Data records

┄┄┄┄┄┄

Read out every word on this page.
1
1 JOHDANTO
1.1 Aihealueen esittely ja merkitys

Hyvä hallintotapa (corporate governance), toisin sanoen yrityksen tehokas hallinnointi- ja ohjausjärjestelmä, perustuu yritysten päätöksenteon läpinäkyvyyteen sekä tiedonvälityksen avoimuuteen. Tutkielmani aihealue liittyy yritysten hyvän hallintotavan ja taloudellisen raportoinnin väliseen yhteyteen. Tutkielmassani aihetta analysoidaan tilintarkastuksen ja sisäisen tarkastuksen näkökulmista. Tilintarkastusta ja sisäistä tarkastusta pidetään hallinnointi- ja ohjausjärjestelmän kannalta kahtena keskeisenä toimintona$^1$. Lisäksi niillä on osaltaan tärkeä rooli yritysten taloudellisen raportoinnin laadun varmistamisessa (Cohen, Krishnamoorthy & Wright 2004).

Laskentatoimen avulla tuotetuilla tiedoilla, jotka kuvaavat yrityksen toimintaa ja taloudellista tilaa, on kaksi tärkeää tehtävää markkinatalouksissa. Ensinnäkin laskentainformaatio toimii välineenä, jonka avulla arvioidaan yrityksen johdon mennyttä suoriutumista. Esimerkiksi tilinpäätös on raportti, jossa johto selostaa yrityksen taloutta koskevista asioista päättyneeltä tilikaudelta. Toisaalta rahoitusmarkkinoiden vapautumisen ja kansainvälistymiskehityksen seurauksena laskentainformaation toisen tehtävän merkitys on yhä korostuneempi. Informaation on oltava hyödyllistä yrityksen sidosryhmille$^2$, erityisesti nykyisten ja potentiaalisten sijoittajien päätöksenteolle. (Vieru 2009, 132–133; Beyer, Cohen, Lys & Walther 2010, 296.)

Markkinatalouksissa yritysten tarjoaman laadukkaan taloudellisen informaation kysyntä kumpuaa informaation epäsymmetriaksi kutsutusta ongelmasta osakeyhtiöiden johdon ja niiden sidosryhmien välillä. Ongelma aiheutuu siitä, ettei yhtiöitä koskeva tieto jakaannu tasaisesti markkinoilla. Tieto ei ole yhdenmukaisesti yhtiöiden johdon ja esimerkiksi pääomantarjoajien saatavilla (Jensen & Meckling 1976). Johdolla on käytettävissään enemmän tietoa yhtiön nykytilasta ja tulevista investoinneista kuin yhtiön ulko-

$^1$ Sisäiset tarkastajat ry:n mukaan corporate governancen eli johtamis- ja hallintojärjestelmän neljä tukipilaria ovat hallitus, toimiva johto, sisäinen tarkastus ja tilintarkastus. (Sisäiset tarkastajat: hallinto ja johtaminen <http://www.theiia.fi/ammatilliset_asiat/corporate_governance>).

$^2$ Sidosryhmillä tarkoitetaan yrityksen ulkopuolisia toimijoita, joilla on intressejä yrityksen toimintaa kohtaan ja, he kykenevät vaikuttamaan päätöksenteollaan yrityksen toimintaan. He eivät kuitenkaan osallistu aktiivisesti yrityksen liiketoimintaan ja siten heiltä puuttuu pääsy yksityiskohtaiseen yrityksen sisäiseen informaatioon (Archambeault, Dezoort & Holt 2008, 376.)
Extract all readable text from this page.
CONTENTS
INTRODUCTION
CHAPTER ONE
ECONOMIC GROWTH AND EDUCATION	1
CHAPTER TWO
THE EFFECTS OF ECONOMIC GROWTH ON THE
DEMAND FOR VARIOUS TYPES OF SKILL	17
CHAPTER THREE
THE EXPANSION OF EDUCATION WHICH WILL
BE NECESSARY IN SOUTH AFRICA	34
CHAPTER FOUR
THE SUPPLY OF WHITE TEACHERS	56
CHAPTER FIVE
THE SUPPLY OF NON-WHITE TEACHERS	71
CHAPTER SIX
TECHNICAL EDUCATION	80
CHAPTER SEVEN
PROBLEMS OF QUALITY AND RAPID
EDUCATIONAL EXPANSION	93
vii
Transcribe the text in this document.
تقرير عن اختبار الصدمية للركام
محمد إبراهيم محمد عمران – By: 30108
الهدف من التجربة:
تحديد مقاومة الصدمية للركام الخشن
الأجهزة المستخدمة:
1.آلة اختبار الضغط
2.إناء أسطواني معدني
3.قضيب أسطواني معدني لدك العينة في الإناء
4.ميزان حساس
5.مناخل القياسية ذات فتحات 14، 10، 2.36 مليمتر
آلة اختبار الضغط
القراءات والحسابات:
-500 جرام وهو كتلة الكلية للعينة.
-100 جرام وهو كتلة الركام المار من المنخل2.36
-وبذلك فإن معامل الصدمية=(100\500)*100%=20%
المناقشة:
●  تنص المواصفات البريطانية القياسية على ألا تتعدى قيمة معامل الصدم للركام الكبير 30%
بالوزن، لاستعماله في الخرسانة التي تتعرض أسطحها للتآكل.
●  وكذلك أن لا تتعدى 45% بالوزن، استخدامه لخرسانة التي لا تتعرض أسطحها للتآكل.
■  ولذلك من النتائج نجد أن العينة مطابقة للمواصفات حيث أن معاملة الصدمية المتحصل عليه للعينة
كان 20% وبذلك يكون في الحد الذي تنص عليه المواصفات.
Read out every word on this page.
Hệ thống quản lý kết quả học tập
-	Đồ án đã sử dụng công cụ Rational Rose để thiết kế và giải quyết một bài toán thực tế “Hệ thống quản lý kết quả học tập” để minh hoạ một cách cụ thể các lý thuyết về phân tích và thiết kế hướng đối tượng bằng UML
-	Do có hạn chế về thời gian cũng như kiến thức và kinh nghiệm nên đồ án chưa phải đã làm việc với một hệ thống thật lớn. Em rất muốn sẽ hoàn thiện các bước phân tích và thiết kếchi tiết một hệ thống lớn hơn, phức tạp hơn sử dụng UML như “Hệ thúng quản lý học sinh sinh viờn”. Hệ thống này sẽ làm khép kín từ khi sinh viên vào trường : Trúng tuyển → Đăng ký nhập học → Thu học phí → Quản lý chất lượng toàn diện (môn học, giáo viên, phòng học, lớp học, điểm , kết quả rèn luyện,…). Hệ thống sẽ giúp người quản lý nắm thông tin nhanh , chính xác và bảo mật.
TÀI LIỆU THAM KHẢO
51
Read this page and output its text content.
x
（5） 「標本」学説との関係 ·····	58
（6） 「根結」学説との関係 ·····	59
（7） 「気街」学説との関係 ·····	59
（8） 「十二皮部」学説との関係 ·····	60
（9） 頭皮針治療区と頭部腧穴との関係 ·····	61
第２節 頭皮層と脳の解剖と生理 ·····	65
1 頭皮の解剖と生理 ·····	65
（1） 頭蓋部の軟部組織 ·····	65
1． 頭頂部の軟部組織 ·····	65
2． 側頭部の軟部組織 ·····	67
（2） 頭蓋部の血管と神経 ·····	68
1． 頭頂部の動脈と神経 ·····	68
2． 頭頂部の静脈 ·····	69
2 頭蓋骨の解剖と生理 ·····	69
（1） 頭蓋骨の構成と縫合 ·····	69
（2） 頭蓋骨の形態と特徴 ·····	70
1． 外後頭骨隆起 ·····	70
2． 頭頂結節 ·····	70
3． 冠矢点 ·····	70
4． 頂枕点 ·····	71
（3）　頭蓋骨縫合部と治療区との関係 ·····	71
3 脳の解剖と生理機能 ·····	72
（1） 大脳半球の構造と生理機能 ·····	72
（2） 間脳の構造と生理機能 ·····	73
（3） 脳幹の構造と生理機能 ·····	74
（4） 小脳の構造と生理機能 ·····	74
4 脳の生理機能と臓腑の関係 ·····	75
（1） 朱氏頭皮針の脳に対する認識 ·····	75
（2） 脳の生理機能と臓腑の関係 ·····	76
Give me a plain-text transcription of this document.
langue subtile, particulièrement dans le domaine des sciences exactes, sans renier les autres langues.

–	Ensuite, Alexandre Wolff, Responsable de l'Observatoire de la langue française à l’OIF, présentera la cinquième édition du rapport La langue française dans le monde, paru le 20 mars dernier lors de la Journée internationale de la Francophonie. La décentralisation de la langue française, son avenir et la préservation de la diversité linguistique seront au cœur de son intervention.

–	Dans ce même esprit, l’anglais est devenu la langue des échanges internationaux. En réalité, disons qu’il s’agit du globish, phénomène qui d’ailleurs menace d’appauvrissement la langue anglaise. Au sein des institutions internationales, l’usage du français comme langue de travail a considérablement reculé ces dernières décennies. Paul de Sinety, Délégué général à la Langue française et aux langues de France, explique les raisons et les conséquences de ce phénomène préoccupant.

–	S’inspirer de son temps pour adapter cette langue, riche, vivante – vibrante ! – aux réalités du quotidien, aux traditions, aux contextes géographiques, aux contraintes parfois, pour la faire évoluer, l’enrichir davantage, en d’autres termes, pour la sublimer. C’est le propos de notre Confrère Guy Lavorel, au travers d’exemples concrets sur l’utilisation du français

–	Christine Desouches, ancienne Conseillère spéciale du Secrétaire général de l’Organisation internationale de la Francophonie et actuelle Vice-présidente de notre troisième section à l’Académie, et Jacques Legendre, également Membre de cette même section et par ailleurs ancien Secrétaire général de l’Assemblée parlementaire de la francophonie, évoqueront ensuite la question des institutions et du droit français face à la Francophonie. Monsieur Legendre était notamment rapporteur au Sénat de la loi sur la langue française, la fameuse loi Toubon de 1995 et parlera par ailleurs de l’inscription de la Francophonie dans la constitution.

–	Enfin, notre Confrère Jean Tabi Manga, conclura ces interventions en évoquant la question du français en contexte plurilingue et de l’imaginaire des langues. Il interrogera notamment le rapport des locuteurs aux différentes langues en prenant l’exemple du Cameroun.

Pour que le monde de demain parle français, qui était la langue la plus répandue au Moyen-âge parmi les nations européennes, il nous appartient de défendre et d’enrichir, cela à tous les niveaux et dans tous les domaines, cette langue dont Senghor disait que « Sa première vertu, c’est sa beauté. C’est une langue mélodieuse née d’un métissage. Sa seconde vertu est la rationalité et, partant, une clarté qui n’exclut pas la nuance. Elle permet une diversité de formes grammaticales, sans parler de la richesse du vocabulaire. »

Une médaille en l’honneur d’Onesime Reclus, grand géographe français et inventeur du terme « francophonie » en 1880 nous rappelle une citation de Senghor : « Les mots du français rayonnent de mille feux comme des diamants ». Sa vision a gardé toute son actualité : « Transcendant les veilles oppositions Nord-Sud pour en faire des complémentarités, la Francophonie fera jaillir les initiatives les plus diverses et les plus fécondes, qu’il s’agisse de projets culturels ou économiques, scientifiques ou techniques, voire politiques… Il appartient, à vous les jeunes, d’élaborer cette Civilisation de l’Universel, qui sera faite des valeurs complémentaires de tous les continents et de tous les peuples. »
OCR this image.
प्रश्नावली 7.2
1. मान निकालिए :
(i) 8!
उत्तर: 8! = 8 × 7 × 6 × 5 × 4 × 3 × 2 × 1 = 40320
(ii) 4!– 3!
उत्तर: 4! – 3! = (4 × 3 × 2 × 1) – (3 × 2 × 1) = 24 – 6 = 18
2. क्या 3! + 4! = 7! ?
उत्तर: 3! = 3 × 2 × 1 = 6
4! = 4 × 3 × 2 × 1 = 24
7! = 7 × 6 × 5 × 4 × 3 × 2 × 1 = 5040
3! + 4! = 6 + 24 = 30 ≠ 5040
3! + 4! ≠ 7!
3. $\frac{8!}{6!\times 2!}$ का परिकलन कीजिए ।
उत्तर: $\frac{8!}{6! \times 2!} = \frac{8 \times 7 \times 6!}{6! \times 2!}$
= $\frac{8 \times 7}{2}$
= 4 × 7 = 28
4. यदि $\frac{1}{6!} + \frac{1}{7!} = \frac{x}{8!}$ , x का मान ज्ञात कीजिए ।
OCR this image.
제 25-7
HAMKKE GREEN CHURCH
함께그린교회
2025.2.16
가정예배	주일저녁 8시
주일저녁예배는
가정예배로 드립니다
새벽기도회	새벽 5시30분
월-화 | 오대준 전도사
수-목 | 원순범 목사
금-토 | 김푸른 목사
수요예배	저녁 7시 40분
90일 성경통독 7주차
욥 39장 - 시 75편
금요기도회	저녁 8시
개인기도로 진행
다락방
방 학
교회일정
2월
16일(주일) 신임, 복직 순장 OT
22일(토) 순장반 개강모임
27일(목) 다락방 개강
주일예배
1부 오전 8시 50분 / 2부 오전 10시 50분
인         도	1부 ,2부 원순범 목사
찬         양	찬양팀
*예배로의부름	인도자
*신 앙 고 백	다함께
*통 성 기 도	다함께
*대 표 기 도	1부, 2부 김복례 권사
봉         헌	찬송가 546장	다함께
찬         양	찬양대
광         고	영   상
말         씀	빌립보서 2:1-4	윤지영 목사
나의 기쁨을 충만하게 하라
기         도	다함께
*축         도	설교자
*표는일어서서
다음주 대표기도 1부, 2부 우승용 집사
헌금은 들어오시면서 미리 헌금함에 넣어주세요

┄┄┄┄┄┄

> Written problem
Copy out each line of the entries that holds "plus".

> Correct output
Pour que le monde de demain parle français, qui était la langue la plus répandue au Moyen-âge parmi les nations européennes, il nous appartient de défendre et d’enrichir, cela à tous les niveaux et dans tous les domaines, cette langue dont Senghor disait que « Sa première vertu, c’est sa beauté. C’est une langue mélodieuse née d’un métissage. Sa seconde vertu est la rationalité et, partant, une clarté qui n’exclut pas la nuance. Elle permet une diversité de formes grammaticales, sans parler de la richesse du vocabulaire. »
Une médaille en l’honneur d’Onesime Reclus, grand géographe français et inventeur du terme « francophonie » en 1880 nous rappelle une citation de Senghor : « Les mots du français rayonnent de mille feux comme des diamants ». Sa vision a gardé toute son actualité : « Transcendant les veilles oppositions Nord-Sud pour en faire des complémentarités, la Francophonie fera jaillir les initiatives les plus diverses et les plus fécondes, qu’il s’agisse de projets culturels ou économiques, scientifiques ou techniques, voire politiques… Il appartient, à vous les jeunes, d’élaborer cette Civilisation de l’Universel, qui sera faite des valeurs complémentaires de tous les continents et de tous les peuples. »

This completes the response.